▸ **Objective**
Below is a block of records; repeat all of them exactly.

Records:
'''

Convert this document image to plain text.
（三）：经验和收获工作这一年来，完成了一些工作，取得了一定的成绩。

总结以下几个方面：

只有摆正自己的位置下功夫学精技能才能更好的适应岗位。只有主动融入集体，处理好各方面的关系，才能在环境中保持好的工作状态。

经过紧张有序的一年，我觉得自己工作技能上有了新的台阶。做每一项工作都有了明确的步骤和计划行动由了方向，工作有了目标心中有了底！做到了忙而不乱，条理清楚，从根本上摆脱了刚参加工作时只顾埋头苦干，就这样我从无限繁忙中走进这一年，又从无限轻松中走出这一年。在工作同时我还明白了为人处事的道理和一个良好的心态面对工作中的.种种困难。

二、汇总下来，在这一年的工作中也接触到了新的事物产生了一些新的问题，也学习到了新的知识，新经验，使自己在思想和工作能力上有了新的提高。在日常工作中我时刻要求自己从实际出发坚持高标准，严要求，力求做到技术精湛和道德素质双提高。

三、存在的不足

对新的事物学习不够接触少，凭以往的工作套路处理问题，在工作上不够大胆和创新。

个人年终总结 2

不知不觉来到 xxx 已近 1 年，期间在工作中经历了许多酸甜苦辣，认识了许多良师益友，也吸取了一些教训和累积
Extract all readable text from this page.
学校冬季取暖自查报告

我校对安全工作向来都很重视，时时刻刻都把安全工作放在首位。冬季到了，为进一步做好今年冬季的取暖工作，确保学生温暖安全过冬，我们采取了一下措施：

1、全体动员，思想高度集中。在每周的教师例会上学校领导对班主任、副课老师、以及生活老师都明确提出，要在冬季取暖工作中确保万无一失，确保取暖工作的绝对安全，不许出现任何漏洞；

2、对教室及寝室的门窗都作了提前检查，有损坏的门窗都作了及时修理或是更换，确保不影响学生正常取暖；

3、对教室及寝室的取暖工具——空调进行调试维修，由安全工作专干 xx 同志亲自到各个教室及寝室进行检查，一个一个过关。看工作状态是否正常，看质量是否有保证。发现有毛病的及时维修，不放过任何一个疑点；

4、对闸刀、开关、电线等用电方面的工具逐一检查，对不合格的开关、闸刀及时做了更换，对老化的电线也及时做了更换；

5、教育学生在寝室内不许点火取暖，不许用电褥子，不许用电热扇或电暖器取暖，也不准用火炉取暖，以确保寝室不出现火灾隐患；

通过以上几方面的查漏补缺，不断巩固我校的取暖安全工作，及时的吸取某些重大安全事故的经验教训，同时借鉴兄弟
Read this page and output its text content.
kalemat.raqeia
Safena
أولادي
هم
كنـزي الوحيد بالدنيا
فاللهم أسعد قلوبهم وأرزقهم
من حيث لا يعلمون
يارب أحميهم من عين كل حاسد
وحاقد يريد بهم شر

'''

▸ **Task answer**
Convert this document image to plain text.
（三）：经验和收获工作这一年来，完成了一些工作，取得了一定的成绩。

总结以下几个方面：

只有摆正自己的位置下功夫学精技能才能更好的适应岗位。只有主动融入集体，处理好各方面的关系，才能在环境中保持好的工作状态。

经过紧张有序的一年，我觉得自己工作技能上有了新的台阶。做每一项工作都有了明确的步骤和计划行动由了方向，工作有了目标心中有了底！做到了忙而不乱，条理清楚，从根本上摆脱了刚参加工作时只顾埋头苦干，就这样我从无限繁忙中走进这一年，又从无限轻松中走出这一年。在工作同时我还明白了为人处事的道理和一个良好的心态面对工作中的.种种困难。

二、汇总下来，在这一年的工作中也接触到了新的事物产生了一些新的问题，也学习到了新的知识，新经验，使自己在思想和工作能力上有了新的提高。在日常工作中我时刻要求自己从实际出发坚持高标准，严要求，力求做到技术精湛和道德素质双提高。

三、存在的不足

对新的事物学习不够接触少，凭以往的工作套路处理问题，在工作上不够大胆和创新。

个人年终总结 2

不知不觉来到 xxx 已近 1 年，期间在工作中经历了许多酸甜苦辣，认识了许多良师益友，也吸取了一些教训和累积
Extract all readable text from this page.
学校冬季取暖自查报告

我校对安全工作向来都很重视，时时刻刻都把安全工作放在首位。冬季到了，为进一步做好今年冬季的取暖工作，确保学生温暖安全过冬，我们采取了一下措施：

1、全体动员，思想高度集中。在每周的教师例会上学校领导对班主任、副课老师、以及生活老师都明确提出，要在冬季取暖工作中确保万无一失，确保取暖工作的绝对安全，不许出现任何漏洞；

2、对教室及寝室的门窗都作了提前检查，有损坏的门窗都作了及时修理或是更换，确保不影响学生正常取暖；

3、对教室及寝室的取暖工具——空调进行调试维修，由安全工作专干 xx 同志亲自到各个教室及寝室进行检查，一个一个过关。看工作状态是否正常，看质量是否有保证。发现有毛病的及时维修，不放过任何一个疑点；

4、对闸刀、开关、电线等用电方面的工具逐一检查，对不合格的开关、闸刀及时做了更换，对老化的电线也及时做了更换；

5、教育学生在寝室内不许点火取暖，不许用电褥子，不许用电热扇或电暖器取暖，也不准用火炉取暖，以确保寝室不出现火灾隐患；

通过以上几方面的查漏补缺，不断巩固我校的取暖安全工作，及时的吸取某些重大安全事故的经验教训，同时借鉴兄弟
Read this page and output its text content.
kalemat.raqeia
Safena
أولادي
هم
كنـزي الوحيد بالدنيا
فاللهم أسعد قلوبهم وأرزقهم
من حيث لا يعلمون
يارب أحميهم من عين كل حاسد
وحاقد يريد بهم شر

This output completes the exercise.